■ SELECTION

Updated: Jan 13
I have been incorporating taxidermy and bone elements into my art since 2011. In that time, I have been confronted about the subject of ethics in every possible fashion. Though some are more productive than others in their approach and interest, one thing is constant: It seems as though the true, underlying question is about the ethics of my work and trying to determine whether or not my ethics match your own while delving into the world of taxidermy.
I can tell you that this is a very tricky subject that both taxidermy hobbyists and professionals deal with as ethics vary with each client on a personal level. I admit it is very frustrating myself to see vendors on Etsy and elsewhere creating access to clearly illegal or otherwise mistreated taxidermy remains and selling them to others without their knowledge. For that I can respect the desire to explore this subject more than I can express. So in this blog, I will certainly try to outline some of the basics.

■ GIVEN DATA
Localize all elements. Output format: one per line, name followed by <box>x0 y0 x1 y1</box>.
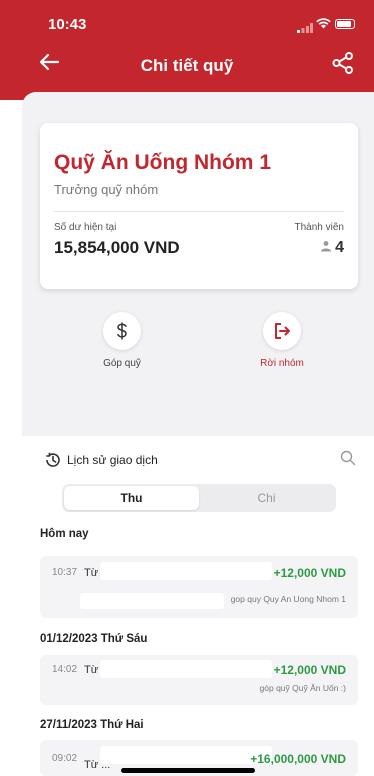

■ WRITTEN PROBLEM 1
According to the taxidermy ethics post, since what year has the writer been incorporating taxidermy and bone elements into their art?
■ WRITTEN PROBLEM 2
From the taxidermy ethics post, return the part that opens with the words containing "I can tell you" and closes with "of the basics.", copied word for word.

■ REPLY 1
Since 2011.

■ REPLY 2
I can tell you that this is a very tricky subject that both taxidermy hobbyists and professionals deal with as ethics vary with each client on a personal level. I admit it is very frustrating myself to see vendors on Etsy and elsewhere creating access to clearly illegal or otherwise mistreated taxidermy remains and selling them to others without their knowledge. For that I can respect the desire to explore this subject more than I can express. So in this blog, I will certainly try to outline some of the basics.